The records that follow are to be repeated without alteration.

>> Begin Data section

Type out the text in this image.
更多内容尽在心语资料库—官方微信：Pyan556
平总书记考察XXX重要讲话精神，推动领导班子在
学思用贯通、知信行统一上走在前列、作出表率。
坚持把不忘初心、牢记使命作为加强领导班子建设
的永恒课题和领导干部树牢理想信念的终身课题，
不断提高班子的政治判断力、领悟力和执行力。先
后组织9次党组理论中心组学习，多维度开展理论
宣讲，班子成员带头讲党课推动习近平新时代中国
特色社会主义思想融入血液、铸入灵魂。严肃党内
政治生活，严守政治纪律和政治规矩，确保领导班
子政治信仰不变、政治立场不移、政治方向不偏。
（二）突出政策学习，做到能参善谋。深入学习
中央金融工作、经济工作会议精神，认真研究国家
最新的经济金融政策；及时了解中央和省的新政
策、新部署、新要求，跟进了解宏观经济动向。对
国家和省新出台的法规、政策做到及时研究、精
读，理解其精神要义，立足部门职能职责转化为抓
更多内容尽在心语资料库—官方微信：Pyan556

>> End Data section

The answer:
Type out the text in this image.
更多内容尽在心语资料库—官方微信：Pyan556
平总书记考察XXX重要讲话精神，推动领导班子在
学思用贯通、知信行统一上走在前列、作出表率。
坚持把不忘初心、牢记使命作为加强领导班子建设
的永恒课题和领导干部树牢理想信念的终身课题，
不断提高班子的政治判断力、领悟力和执行力。先
后组织9次党组理论中心组学习，多维度开展理论
宣讲，班子成员带头讲党课推动习近平新时代中国
特色社会主义思想融入血液、铸入灵魂。严肃党内
政治生活，严守政治纪律和政治规矩，确保领导班
子政治信仰不变、政治立场不移、政治方向不偏。
（二）突出政策学习，做到能参善谋。深入学习
中央金融工作、经济工作会议精神，认真研究国家
最新的经济金融政策；及时了解中央和省的新政
策、新部署、新要求，跟进了解宏观经济动向。对
国家和省新出台的法规、政策做到及时研究、精
读，理解其精神要义，立足部门职能职责转化为抓
更多内容尽在心语资料库—官方微信：Pyan556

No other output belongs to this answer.